Entries taken from a collection
┄┄┄┄┄┄

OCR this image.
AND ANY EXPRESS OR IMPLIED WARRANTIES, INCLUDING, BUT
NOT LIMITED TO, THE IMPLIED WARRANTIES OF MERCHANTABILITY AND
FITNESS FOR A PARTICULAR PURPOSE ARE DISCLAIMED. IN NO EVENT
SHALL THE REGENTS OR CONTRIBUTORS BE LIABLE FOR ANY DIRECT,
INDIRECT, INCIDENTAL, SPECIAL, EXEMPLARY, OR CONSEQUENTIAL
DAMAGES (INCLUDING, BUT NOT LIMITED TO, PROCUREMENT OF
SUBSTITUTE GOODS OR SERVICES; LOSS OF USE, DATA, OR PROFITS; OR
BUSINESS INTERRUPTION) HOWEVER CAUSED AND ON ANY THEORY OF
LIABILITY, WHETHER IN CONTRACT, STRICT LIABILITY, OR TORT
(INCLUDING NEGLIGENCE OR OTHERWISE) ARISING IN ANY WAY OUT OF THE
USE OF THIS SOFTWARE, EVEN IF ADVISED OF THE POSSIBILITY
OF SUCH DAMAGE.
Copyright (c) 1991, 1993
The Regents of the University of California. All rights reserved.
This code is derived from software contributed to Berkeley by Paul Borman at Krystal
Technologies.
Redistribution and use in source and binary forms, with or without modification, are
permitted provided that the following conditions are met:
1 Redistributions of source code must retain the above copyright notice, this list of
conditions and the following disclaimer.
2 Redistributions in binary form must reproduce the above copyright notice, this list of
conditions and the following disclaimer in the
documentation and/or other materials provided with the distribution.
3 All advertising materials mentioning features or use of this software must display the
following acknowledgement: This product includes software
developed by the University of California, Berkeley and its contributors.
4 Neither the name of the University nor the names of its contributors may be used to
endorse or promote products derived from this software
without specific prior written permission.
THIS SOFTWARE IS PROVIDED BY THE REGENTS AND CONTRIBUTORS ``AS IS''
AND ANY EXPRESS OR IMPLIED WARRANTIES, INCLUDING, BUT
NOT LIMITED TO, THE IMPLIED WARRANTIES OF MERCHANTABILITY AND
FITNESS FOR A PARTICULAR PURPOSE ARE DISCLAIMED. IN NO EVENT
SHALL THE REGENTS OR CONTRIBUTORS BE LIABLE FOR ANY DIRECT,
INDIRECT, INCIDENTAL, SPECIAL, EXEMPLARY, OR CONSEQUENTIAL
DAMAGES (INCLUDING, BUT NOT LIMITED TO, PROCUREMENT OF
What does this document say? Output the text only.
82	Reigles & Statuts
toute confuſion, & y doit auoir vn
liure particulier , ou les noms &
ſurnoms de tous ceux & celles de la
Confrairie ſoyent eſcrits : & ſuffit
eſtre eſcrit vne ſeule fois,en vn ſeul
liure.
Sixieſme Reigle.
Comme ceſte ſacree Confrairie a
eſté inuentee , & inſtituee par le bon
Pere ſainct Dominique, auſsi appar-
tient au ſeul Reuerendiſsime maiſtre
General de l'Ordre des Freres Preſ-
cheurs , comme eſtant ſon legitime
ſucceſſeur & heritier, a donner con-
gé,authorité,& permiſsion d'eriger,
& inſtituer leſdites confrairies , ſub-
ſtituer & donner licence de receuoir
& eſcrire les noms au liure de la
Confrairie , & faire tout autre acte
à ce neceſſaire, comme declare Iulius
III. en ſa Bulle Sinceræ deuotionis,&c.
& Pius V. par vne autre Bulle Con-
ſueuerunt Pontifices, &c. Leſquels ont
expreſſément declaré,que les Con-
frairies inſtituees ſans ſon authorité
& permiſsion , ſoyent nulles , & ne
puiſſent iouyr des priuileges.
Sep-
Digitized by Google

┄┄┄┄┄┄

### WHAT THE TASK REQUIRES
Reproduce the records above exactly as they appear.

### CORRECT ANSWER
OCR this image.
AND ANY EXPRESS OR IMPLIED WARRANTIES, INCLUDING, BUT
NOT LIMITED TO, THE IMPLIED WARRANTIES OF MERCHANTABILITY AND
FITNESS FOR A PARTICULAR PURPOSE ARE DISCLAIMED. IN NO EVENT
SHALL THE REGENTS OR CONTRIBUTORS BE LIABLE FOR ANY DIRECT,
INDIRECT, INCIDENTAL, SPECIAL, EXEMPLARY, OR CONSEQUENTIAL
DAMAGES (INCLUDING, BUT NOT LIMITED TO, PROCUREMENT OF
SUBSTITUTE GOODS OR SERVICES; LOSS OF USE, DATA, OR PROFITS; OR
BUSINESS INTERRUPTION) HOWEVER CAUSED AND ON ANY THEORY OF
LIABILITY, WHETHER IN CONTRACT, STRICT LIABILITY, OR TORT
(INCLUDING NEGLIGENCE OR OTHERWISE) ARISING IN ANY WAY OUT OF THE
USE OF THIS SOFTWARE, EVEN IF ADVISED OF THE POSSIBILITY
OF SUCH DAMAGE.
Copyright (c) 1991, 1993
The Regents of the University of California. All rights reserved.
This code is derived from software contributed to Berkeley by Paul Borman at Krystal
Technologies.
Redistribution and use in source and binary forms, with or without modification, are
permitted provided that the following conditions are met:
1 Redistributions of source code must retain the above copyright notice, this list of
conditions and the following disclaimer.
2 Redistributions in binary form must reproduce the above copyright notice, this list of
conditions and the following disclaimer in the
documentation and/or other materials provided with the distribution.
3 All advertising materials mentioning features or use of this software must display the
following acknowledgement: This product includes software
developed by the University of California, Berkeley and its contributors.
4 Neither the name of the University nor the names of its contributors may be used to
endorse or promote products derived from this software
without specific prior written permission.
THIS SOFTWARE IS PROVIDED BY THE REGENTS AND CONTRIBUTORS ``AS IS''
AND ANY EXPRESS OR IMPLIED WARRANTIES, INCLUDING, BUT
NOT LIMITED TO, THE IMPLIED WARRANTIES OF MERCHANTABILITY AND
FITNESS FOR A PARTICULAR PURPOSE ARE DISCLAIMED. IN NO EVENT
SHALL THE REGENTS OR CONTRIBUTORS BE LIABLE FOR ANY DIRECT,
INDIRECT, INCIDENTAL, SPECIAL, EXEMPLARY, OR CONSEQUENTIAL
DAMAGES (INCLUDING, BUT NOT LIMITED TO, PROCUREMENT OF
What does this document say? Output the text only.
82	Reigles & Statuts
toute confuſion, & y doit auoir vn
liure particulier , ou les noms &
ſurnoms de tous ceux & celles de la
Confrairie ſoyent eſcrits : & ſuffit
eſtre eſcrit vne ſeule fois,en vn ſeul
liure.
Sixieſme Reigle.
Comme ceſte ſacree Confrairie a
eſté inuentee , & inſtituee par le bon
Pere ſainct Dominique, auſsi appar-
tient au ſeul Reuerendiſsime maiſtre
General de l'Ordre des Freres Preſ-
cheurs , comme eſtant ſon legitime
ſucceſſeur & heritier, a donner con-
gé,authorité,& permiſsion d'eriger,
& inſtituer leſdites confrairies , ſub-
ſtituer & donner licence de receuoir
& eſcrire les noms au liure de la
Confrairie , & faire tout autre acte
à ce neceſſaire, comme declare Iulius
III. en ſa Bulle Sinceræ deuotionis,&c.
& Pius V. par vne autre Bulle Con-
ſueuerunt Pontifices, &c. Leſquels ont
expreſſément declaré,que les Con-
frairies inſtituees ſans ſon authorité
& permiſsion , ſoyent nulles , & ne
puiſſent iouyr des priuileges.
Sep-
Digitized by Google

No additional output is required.